**Problem**
Filter this data down to the lines that hold "sanitaire", and copy them.
== Task input
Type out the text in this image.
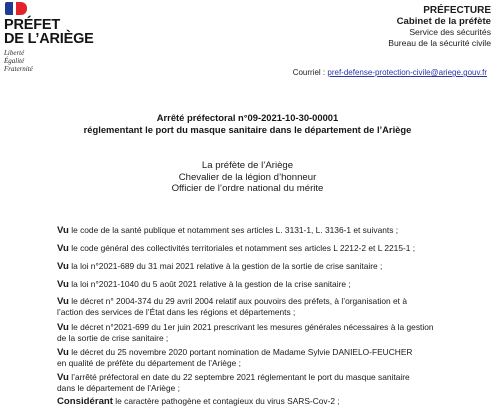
PRÉFET
DE L’ARIÈGE
Liberté
Égalité
Fraternité
PRÉFECTURE
Cabinet de la préfète
Service des sécurités
Bureau de la sécurité civile
Courriel : pref-defense-protection-civile@ariege.gouv.fr
Arrêté préfectoral n°09-2021-10-30-00001
réglementant le port du masque sanitaire dans le département de l’Ariège
La préfète de l’Ariège
Chevalier de la légion d’honneur
Officier de l’ordre national du mérite
Vu le code de la santé publique et notamment ses articles L. 3131-1, L. 3136-1 et suivants ;
Vu le code général des collectivités territoriales et notamment ses articles L 2212-2 et L 2215-1 ;
Vu la loi n°2021-689 du 31 mai 2021 relative à la gestion de la sortie de crise sanitaire ;
Vu la loi n°2021-1040 du 5 août 2021 relative à la gestion de la crise sanitaire ;
Vu le décret n° 2004-374 du 29 avril 2004 relatif aux pouvoirs des préfets, à l’organisation et à
l’action des services de l’État dans les régions et départements ;
Vu le décret n°2021-699 du 1er juin 2021 prescrivant les mesures générales nécessaires à la gestion
de la sortie de crise sanitaire ;
Vu le décret du 25 novembre 2020 portant nomination de Madame Sylvie DANIELO-FEUCHER
en qualité de préfète du département de l’Ariège ;
Vu l’arrêté préfectoral en date du 22 septembre 2021 réglementant le port du masque sanitaire
dans le département de l’Ariège ;
Considérant le caractère pathogène et contagieux du virus SARS-Cov-2 ;
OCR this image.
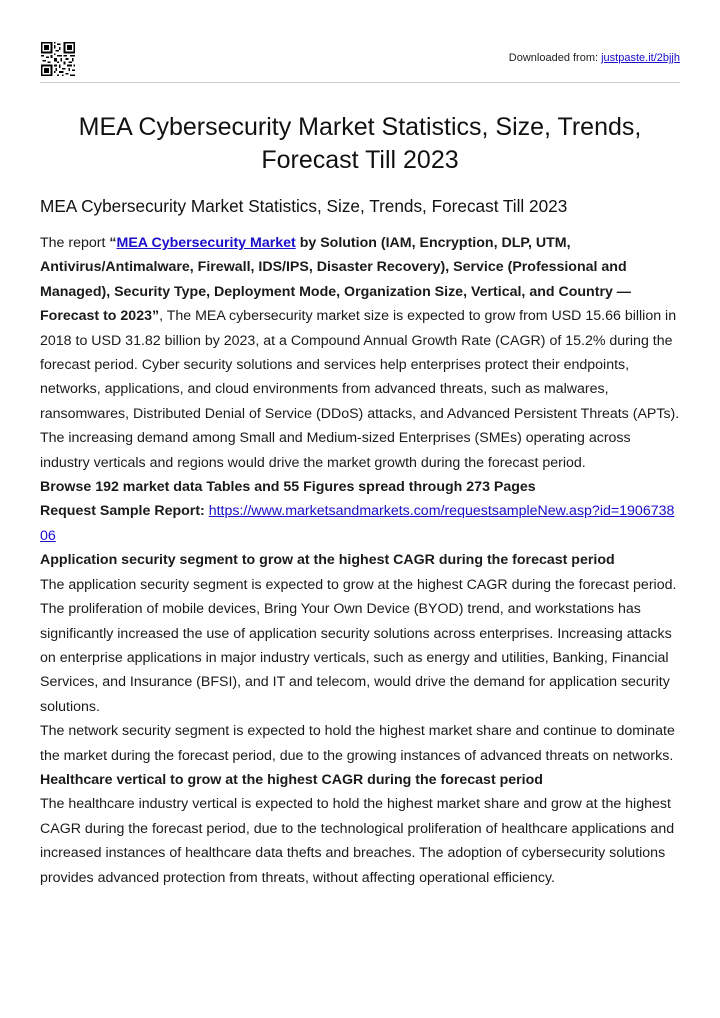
Downloaded from: justpaste.it/2bjjh
MEA Cybersecurity Market Statistics, Size, Trends, Forecast Till 2023
MEA Cybersecurity Market Statistics, Size, Trends, Forecast Till 2023

The report “MEA Cybersecurity Market by Solution (IAM, Encryption, DLP, UTM, Antivirus/Antimalware, Firewall, IDS/IPS, Disaster Recovery), Service (Professional and Managed), Security Type, Deployment Mode, Organization Size, Vertical, and Country — Forecast to 2023”, The MEA cybersecurity market size is expected to grow from USD 15.66 billion in 2018 to USD 31.82 billion by 2023, at a Compound Annual Growth Rate (CAGR) of 15.2% during the forecast period. Cyber security solutions and services help enterprises protect their endpoints, networks, applications, and cloud environments from advanced threats, such as malwares, ransomwares, Distributed Denial of Service (DDoS) attacks, and Advanced Persistent Threats (APTs). The increasing demand among Small and Medium-sized Enterprises (SMEs) operating across industry verticals and regions would drive the market growth during the forecast period.

Browse 192 market data Tables and 55 Figures spread through 273 Pages

Request Sample Report: https://www.marketsandmarkets.com/requestsampleNew.asp?id=190673806

Application security segment to grow at the highest CAGR during the forecast period

The application security segment is expected to grow at the highest CAGR during the forecast period. The proliferation of mobile devices, Bring Your Own Device (BYOD) trend, and workstations has significantly increased the use of application security solutions across enterprises. Increasing attacks on enterprise applications in major industry verticals, such as energy and utilities, Banking, Financial Services, and Insurance (BFSI), and IT and telecom, would drive the demand for application security solutions.

The network security segment is expected to hold the highest market share and continue to dominate the market during the forecast period, due to the growing instances of advanced threats on networks.

Healthcare vertical to grow at the highest CAGR during the forecast period

The healthcare industry vertical is expected to hold the highest market share and grow at the highest CAGR during the forecast period, due to the technological proliferation of healthcare applications and increased instances of healthcare data thefts and breaches. The adoption of cybersecurity solutions provides advanced protection from threats, without affecting operational efficiency.
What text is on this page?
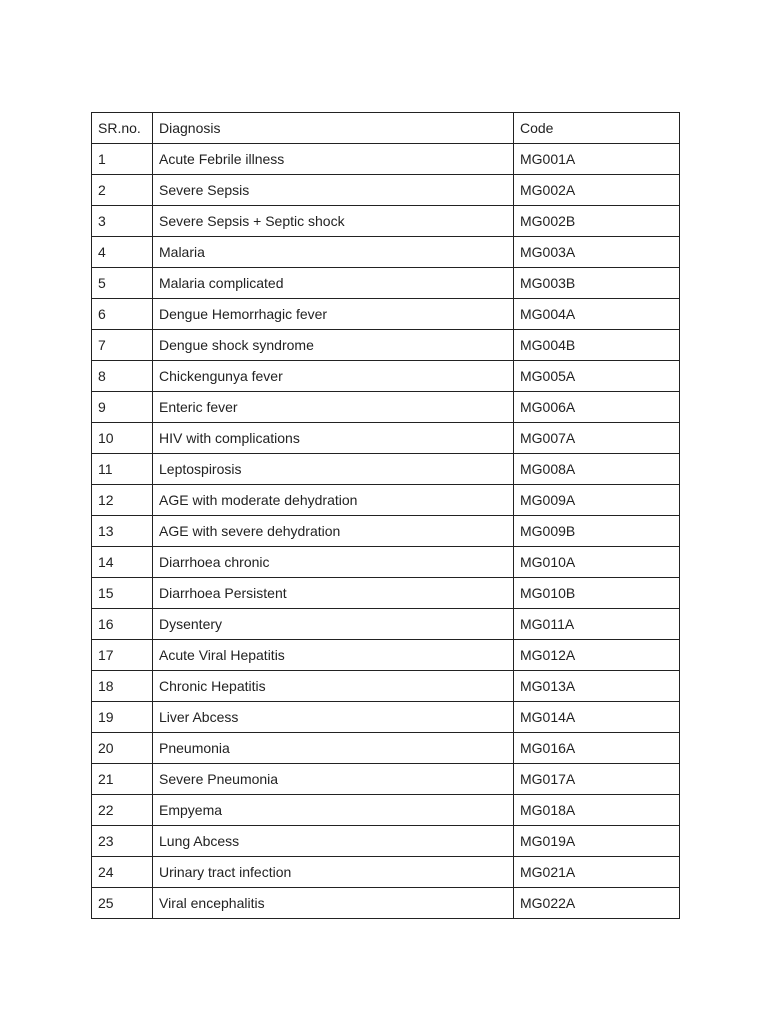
SR.no.	Diagnosis	Code
1	Acute Febrile illness	MG001A
2	Severe Sepsis	MG002A
3	Severe Sepsis + Septic shock	MG002B
4	Malaria	MG003A
5	Malaria complicated	MG003B
6	Dengue Hemorrhagic fever	MG004A
7	Dengue shock syndrome	MG004B
8	Chickengunya fever	MG005A
9	Enteric fever	MG006A
10	HIV with complications	MG007A
11	Leptospirosis	MG008A
12	AGE with moderate dehydration	MG009A
13	AGE with severe dehydration	MG009B
14	Diarrhoea chronic	MG010A
15	Diarrhoea Persistent	MG010B
16	Dysentery	MG011A
17	Acute Viral Hepatitis	MG012A
18	Chronic Hepatitis	MG013A
19	Liver Abcess	MG014A
20	Pneumonia	MG016A
21	Severe Pneumonia	MG017A
22	Empyema	MG018A
23	Lung Abcess	MG019A
24	Urinary tract infection	MG021A
25	Viral encephalitis	MG022A
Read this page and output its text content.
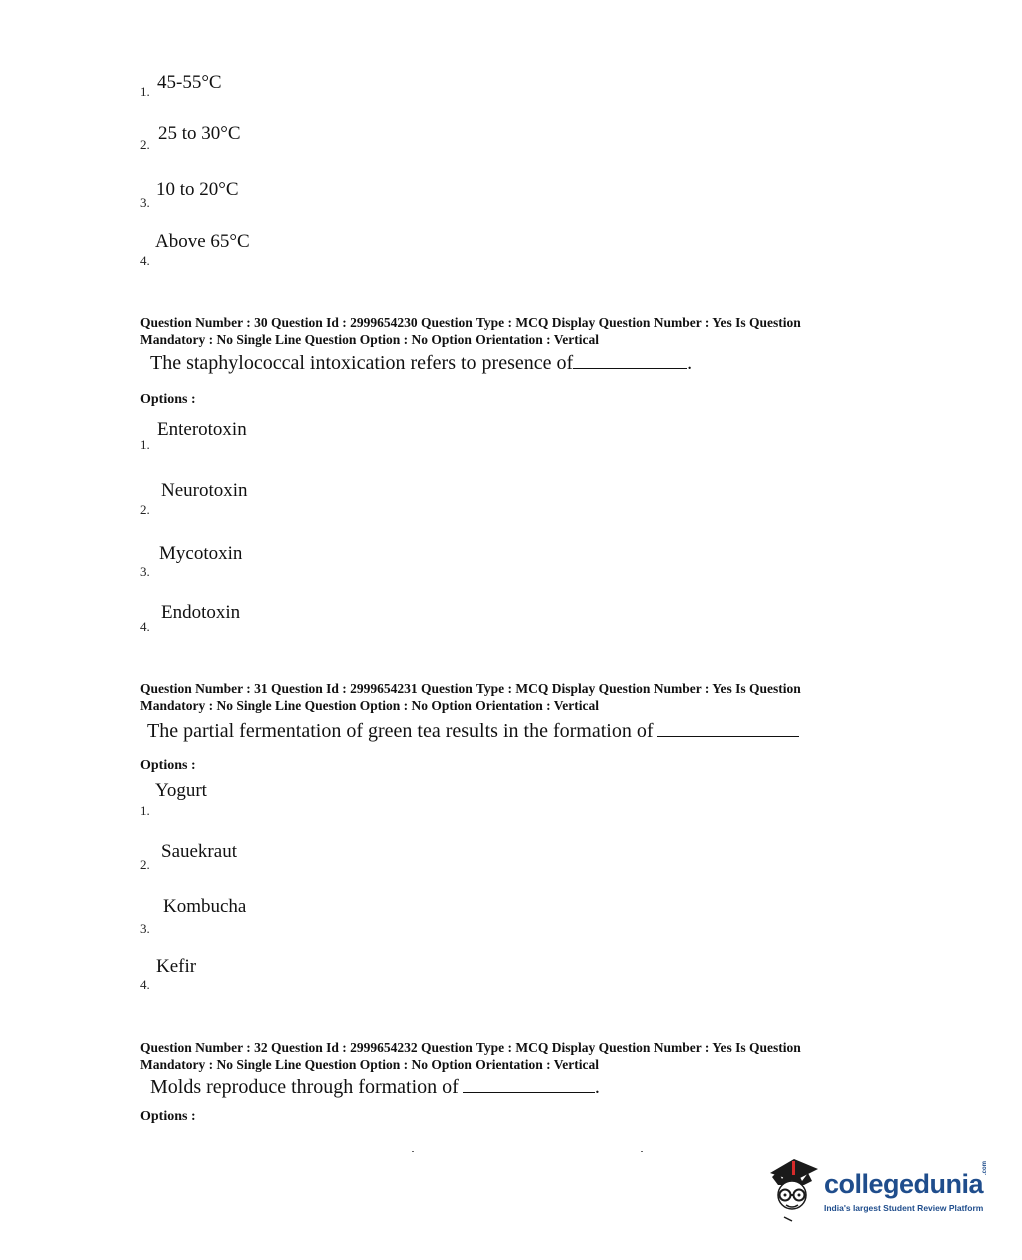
1. 45-55°C
2.
25 to 30°C
3.
10 to 20°C
4.
Above 65°C
Question Number : 30 Question Id : 2999654230 Question Type : MCQ Display Question Number : Yes Is Question
Mandatory : No Single Line Question Option : No Option Orientation : Vertical
The staphylococcal intoxication refers to presence of	.
Options :
1.
Enterotoxin
2.
Neurotoxin
3.
Mycotoxin
4.
Endotoxin
Question Number : 31 Question Id : 2999654231 Question Type : MCQ Display Question Number : Yes Is Question
Mandatory : No Single Line Question Option : No Option Orientation : Vertical
The partial fermentation of green tea results in the formation of
Options :
1.
Yogurt
2.
Sauekraut
3.
Kombucha
4.
Kefir
Question Number : 32 Question Id : 2999654232 Question Type : MCQ Display Question Number : Yes Is Question
Mandatory : No Single Line Question Option : No Option Orientation : Vertical
Molds reproduce through formation of	.
Options :
collegedunia
.com
India's largest Student Review Platform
====
**Response below**
réglementant le port du masque sanitaire dans le département de l’Ariège
Vu la loi n°2021-689 du 31 mai 2021 relative à la gestion de la sortie de crise sanitaire ;
Vu la loi n°2021-1040 du 5 août 2021 relative à la gestion de la crise sanitaire ;
de la sortie de crise sanitaire ;
Vu l’arrêté préfectoral en date du 22 septembre 2021 réglementant le port du masque sanitaire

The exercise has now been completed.